━━━━━ Data to process ━━━━━
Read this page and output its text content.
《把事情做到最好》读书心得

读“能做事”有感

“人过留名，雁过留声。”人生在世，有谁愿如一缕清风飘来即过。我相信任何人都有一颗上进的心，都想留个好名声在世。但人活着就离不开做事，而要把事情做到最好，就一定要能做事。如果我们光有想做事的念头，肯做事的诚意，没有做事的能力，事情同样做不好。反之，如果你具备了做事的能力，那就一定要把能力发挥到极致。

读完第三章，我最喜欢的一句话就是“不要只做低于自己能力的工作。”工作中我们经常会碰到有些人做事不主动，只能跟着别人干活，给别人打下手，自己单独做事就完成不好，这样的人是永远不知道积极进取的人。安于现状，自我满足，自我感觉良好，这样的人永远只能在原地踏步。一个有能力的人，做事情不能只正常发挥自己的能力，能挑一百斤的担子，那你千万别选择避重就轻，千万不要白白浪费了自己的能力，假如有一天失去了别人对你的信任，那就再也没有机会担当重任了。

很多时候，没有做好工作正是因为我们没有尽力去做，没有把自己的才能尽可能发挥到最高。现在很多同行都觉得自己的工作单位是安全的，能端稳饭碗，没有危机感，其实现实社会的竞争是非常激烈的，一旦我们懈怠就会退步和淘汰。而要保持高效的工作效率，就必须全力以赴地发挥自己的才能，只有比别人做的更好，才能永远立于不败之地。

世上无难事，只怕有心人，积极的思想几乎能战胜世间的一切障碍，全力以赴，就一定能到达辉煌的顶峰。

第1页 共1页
━━━━━
Objective = From the records above, extract every entry exactly as given.

Task response =
Read this page and output its text content.
《把事情做到最好》读书心得

读“能做事”有感

“人过留名，雁过留声。”人生在世，有谁愿如一缕清风飘来即过。我相信任何人都有一颗上进的心，都想留个好名声在世。但人活着就离不开做事，而要把事情做到最好，就一定要能做事。如果我们光有想做事的念头，肯做事的诚意，没有做事的能力，事情同样做不好。反之，如果你具备了做事的能力，那就一定要把能力发挥到极致。

读完第三章，我最喜欢的一句话就是“不要只做低于自己能力的工作。”工作中我们经常会碰到有些人做事不主动，只能跟着别人干活，给别人打下手，自己单独做事就完成不好，这样的人是永远不知道积极进取的人。安于现状，自我满足，自我感觉良好，这样的人永远只能在原地踏步。一个有能力的人，做事情不能只正常发挥自己的能力，能挑一百斤的担子，那你千万别选择避重就轻，千万不要白白浪费了自己的能力，假如有一天失去了别人对你的信任，那就再也没有机会担当重任了。

很多时候，没有做好工作正是因为我们没有尽力去做，没有把自己的才能尽可能发挥到最高。现在很多同行都觉得自己的工作单位是安全的，能端稳饭碗，没有危机感，其实现实社会的竞争是非常激烈的，一旦我们懈怠就会退步和淘汰。而要保持高效的工作效率，就必须全力以赴地发挥自己的才能，只有比别人做的更好，才能永远立于不败之地。

世上无难事，只怕有心人，积极的思想几乎能战胜世间的一切障碍，全力以赴，就一定能到达辉煌的顶峰。

第1页 共1页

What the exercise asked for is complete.